WORK TO BE COMPLETED → Locate the line that contains "Give me a plain-text". Print it and every subsequent line through the final line of the records, exactly and only those.
[RAW DATA start]
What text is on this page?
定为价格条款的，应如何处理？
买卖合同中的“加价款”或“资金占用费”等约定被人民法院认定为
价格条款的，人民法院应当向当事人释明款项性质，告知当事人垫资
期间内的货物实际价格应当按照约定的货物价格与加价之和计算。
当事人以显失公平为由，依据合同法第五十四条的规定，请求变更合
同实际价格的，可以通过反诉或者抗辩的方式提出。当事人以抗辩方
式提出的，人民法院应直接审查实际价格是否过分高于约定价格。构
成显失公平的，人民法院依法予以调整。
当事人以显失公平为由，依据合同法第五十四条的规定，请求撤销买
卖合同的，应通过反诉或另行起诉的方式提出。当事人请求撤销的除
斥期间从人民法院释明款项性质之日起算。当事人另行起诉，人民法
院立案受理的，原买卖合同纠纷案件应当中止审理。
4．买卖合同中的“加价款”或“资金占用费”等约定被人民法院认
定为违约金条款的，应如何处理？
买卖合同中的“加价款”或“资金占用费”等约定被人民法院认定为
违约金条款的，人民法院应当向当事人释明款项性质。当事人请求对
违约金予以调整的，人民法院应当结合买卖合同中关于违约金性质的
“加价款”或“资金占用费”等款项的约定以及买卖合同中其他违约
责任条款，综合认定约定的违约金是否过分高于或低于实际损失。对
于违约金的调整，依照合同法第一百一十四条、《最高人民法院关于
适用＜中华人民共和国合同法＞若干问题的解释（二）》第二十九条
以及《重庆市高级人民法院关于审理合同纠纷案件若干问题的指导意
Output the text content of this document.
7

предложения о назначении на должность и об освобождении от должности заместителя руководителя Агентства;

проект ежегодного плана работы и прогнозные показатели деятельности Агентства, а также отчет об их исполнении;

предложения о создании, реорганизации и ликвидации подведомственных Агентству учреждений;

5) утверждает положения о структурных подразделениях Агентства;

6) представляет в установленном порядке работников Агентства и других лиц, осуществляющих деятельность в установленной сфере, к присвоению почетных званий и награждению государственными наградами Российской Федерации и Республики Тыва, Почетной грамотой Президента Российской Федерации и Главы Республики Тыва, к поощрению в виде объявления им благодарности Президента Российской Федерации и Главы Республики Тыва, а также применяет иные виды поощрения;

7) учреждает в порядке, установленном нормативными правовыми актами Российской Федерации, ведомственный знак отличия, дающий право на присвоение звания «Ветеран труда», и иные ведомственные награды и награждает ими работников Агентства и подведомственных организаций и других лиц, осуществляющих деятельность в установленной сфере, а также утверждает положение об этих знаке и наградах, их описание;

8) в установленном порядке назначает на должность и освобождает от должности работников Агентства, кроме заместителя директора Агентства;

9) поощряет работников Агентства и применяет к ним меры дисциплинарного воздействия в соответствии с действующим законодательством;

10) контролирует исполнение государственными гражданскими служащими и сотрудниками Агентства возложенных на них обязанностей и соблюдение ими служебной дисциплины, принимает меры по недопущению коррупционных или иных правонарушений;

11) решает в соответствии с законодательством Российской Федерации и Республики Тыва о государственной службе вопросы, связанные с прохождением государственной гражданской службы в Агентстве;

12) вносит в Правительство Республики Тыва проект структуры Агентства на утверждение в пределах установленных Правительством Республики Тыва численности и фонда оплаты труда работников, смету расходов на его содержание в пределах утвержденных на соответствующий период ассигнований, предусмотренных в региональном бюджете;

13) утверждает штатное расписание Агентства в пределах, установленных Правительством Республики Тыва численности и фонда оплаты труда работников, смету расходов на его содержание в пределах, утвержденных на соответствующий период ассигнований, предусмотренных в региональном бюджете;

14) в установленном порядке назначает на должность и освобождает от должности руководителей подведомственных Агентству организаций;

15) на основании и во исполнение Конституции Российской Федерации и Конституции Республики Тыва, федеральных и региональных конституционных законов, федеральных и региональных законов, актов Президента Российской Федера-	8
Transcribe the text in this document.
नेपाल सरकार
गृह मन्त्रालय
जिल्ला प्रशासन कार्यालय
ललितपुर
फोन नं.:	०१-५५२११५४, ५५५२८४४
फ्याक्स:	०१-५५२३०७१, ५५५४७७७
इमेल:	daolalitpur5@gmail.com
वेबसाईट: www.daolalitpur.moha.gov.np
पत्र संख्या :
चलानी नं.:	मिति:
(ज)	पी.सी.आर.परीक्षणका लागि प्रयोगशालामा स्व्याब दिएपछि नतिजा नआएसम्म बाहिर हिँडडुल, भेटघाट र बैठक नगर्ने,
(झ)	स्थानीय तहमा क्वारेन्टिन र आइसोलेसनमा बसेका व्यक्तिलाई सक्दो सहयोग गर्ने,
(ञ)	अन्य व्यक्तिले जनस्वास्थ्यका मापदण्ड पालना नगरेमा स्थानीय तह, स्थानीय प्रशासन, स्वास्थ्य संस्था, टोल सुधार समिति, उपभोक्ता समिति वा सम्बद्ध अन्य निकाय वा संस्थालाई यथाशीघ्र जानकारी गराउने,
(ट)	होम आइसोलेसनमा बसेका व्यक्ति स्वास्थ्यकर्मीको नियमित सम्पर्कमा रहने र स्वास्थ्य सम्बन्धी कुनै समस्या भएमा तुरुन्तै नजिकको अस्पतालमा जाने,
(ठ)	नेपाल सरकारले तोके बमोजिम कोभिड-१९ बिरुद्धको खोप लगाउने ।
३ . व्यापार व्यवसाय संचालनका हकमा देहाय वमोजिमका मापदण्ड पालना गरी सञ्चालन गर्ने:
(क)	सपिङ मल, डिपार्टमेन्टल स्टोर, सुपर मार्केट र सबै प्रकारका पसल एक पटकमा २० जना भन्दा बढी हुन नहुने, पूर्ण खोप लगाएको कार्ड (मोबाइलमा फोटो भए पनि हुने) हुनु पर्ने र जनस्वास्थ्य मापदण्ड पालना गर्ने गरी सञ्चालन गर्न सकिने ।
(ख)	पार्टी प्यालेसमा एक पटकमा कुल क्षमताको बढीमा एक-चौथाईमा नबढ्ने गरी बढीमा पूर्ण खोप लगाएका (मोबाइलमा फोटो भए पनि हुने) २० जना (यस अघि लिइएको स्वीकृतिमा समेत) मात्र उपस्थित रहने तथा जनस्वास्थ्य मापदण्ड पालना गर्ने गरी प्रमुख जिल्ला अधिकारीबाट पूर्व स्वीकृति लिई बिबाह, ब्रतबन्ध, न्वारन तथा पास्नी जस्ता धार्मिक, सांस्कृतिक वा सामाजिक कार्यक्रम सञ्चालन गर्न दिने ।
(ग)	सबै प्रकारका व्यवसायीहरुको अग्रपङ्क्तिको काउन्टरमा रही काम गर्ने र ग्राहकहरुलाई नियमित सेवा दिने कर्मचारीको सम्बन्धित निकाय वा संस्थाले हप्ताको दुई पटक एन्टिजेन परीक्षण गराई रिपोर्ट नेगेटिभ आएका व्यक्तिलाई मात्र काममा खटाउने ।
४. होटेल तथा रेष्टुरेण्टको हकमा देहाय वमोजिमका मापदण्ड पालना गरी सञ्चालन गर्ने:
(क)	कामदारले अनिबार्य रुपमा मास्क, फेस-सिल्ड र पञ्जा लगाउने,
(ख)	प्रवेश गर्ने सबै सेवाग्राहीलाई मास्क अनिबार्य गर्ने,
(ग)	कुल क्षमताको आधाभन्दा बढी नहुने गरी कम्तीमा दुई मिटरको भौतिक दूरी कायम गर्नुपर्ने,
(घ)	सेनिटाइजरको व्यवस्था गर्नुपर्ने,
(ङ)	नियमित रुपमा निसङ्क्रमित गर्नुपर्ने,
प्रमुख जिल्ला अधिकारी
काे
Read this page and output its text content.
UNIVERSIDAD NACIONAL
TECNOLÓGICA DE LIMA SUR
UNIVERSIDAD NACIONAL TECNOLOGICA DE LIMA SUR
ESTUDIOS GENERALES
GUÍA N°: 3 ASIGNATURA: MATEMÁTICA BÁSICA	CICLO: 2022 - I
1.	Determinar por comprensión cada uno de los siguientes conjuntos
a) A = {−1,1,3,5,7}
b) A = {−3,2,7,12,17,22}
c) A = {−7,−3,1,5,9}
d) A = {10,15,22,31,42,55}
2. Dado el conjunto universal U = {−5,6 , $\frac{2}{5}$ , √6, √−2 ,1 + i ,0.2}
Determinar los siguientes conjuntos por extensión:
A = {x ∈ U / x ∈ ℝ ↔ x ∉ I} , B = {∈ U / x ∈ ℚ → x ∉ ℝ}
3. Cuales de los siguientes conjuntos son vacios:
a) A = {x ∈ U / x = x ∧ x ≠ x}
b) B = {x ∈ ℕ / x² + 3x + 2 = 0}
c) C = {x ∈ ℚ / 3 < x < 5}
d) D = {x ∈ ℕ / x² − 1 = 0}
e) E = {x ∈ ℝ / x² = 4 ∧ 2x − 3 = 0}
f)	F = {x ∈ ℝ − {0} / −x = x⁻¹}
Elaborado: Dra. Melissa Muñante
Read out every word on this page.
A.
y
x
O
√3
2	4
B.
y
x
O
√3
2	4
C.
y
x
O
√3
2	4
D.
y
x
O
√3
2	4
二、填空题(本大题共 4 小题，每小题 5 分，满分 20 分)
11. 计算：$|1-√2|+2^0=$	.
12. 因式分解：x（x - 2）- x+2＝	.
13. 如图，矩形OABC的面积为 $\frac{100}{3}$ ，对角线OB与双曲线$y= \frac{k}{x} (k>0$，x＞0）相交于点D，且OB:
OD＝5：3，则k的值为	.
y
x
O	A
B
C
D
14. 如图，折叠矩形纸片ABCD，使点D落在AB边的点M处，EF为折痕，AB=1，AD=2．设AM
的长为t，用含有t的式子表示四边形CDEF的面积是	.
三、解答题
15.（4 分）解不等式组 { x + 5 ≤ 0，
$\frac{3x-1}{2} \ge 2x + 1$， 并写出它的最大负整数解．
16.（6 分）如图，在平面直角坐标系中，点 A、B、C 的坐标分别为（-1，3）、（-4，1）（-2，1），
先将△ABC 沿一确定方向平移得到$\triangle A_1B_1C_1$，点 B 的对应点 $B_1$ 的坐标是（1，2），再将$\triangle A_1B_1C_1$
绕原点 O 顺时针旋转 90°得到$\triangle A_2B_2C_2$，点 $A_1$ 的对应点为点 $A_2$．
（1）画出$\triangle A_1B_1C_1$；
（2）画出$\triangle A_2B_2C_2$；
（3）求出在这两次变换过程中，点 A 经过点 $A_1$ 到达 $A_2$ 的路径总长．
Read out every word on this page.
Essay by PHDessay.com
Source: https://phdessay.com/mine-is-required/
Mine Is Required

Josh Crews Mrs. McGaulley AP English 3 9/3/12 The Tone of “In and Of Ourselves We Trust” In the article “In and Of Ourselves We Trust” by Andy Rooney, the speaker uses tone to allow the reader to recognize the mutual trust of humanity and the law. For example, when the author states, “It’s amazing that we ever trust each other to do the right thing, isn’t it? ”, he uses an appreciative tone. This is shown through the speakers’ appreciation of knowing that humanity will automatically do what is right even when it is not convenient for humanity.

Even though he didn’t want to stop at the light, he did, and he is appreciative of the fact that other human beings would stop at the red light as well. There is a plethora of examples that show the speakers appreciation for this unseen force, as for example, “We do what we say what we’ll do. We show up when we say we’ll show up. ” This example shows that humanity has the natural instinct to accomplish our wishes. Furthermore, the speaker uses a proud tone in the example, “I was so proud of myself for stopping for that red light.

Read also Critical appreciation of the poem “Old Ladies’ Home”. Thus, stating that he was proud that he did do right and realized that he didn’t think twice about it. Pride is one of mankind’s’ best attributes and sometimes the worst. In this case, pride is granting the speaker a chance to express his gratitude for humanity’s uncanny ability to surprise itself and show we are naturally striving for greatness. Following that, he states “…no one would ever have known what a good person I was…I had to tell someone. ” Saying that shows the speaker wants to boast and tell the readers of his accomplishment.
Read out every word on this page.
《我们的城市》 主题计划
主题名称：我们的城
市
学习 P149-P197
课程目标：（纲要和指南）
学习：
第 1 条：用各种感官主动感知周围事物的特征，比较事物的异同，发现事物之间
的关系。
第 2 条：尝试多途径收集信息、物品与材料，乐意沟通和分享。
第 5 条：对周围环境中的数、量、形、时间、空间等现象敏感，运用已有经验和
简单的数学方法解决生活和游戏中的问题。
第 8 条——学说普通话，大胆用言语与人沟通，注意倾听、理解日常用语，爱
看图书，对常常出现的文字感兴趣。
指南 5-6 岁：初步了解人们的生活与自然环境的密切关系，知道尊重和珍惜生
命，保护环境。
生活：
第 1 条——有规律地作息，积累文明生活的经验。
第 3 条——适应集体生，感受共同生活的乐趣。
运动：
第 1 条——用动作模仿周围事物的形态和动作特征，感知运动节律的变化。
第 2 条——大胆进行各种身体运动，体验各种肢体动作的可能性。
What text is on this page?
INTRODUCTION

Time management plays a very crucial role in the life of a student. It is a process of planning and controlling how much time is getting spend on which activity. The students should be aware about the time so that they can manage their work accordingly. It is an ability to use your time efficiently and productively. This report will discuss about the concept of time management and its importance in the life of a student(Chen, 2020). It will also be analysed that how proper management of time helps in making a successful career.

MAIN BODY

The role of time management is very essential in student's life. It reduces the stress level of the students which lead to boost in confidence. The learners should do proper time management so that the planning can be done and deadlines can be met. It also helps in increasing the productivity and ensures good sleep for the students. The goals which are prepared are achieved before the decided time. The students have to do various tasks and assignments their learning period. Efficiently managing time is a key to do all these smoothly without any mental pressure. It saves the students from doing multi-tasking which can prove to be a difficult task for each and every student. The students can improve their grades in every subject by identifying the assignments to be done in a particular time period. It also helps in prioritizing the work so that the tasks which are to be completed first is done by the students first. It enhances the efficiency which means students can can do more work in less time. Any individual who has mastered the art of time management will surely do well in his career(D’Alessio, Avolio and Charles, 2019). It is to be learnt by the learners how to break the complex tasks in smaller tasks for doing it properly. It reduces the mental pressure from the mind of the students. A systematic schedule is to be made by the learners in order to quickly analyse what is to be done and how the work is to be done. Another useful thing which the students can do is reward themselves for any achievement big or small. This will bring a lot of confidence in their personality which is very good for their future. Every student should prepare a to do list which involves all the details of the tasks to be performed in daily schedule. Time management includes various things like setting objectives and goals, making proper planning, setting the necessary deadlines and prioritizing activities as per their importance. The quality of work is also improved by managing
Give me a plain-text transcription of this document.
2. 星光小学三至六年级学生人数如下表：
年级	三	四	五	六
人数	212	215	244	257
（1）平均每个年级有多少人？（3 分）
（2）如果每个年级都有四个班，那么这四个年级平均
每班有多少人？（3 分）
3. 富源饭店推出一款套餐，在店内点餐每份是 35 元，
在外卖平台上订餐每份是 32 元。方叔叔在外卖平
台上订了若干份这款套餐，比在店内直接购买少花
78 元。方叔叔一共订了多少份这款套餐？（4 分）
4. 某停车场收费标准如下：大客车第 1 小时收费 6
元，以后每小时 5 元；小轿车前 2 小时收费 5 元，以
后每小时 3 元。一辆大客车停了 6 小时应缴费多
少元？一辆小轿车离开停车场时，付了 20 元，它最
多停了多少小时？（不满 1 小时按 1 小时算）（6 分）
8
[RAW DATA end]
COMPLETE OUTPUT →
Give me a plain-text transcription of this document.
2. 星光小学三至六年级学生人数如下表：
年级	三	四	五	六
人数	212	215	244	257
（1）平均每个年级有多少人？（3 分）
（2）如果每个年级都有四个班，那么这四个年级平均
每班有多少人？（3 分）
3. 富源饭店推出一款套餐，在店内点餐每份是 35 元，
在外卖平台上订餐每份是 32 元。方叔叔在外卖平
台上订了若干份这款套餐，比在店内直接购买少花
78 元。方叔叔一共订了多少份这款套餐？（4 分）
4. 某停车场收费标准如下：大客车第 1 小时收费 6
元，以后每小时 5 元；小轿车前 2 小时收费 5 元，以
后每小时 3 元。一辆大客车停了 6 小时应缴费多
少元？一辆小轿车离开停车场时，付了 20 元，它最
多停了多少小时？（不满 1 小时按 1 小时算）（6 分）
8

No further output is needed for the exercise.